* [Objective] Exclude any images and output the remaining records exactly.

(Dataset entries)
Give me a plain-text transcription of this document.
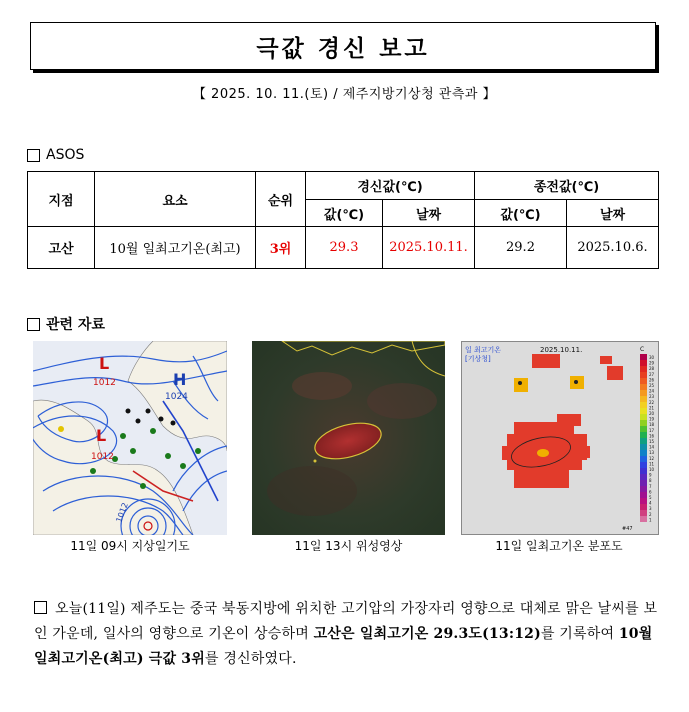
극값 경신 보고
【 2025. 10. 11.(토) / 제주지방기상청 관측과 】
ASOS
지점	요소	순위	경신값(℃)		종전값(℃)	
			값(℃)	날짜	값(℃)	날짜
고산	10월 일최고기온(최고)	3위	29.3	2025.10.11.	29.2	2025.10.6.
관련 자료
H
1024
L
1012
L
1012
1012
11일 09시 지상일기도	11일 13시 위성영상
일 최고기온	2025.10.11.
[기상청]
C
30
29
28
27
26
25
24
23
22
21
20
19
18
17
16
15
14
13
12
11
10
9
8
7
6
5
4
3
2
1
#47
11일 일최고기온 분포도
오늘(11일) 제주도는 중국 북동지방에 위치한 고기압의 가장자리 영향으로 대체로 맑은 날씨를 보인 가운데, 일사의 영향으로 기온이 상승하며 고산은 일최고기온 29.3도(13:12)를 기록하여 10월 일최고기온(최고) 극값 3위를 경신하였다.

* [Task result]
Give me a plain-text transcription of this document.
극값 경신 보고
【 2025. 10. 11.(토) / 제주지방기상청 관측과 】
ASOS
지점	요소	순위	경신값(℃)		종전값(℃)	
			값(℃)	날짜	값(℃)	날짜
고산	10월 일최고기온(최고)	3위	29.3	2025.10.11.	29.2	2025.10.6.
관련 자료
H
1024
L
1012
L
1012
1012
11일 09시 지상일기도	11일 13시 위성영상
일 최고기온	2025.10.11.
[기상청]
C
30
29
28
27
26
25
24
23
22
21
20
19
18
17
16
15
14
13
12
11
10
9
8
7
6
5
4
3
2
1
#47
11일 일최고기온 분포도
오늘(11일) 제주도는 중국 북동지방에 위치한 고기압의 가장자리 영향으로 대체로 맑은 날씨를 보인 가운데, 일사의 영향으로 기온이 상승하며 고산은 일최고기온 29.3도(13:12)를 기록하여 10월 일최고기온(최고) 극값 3위를 경신하였다.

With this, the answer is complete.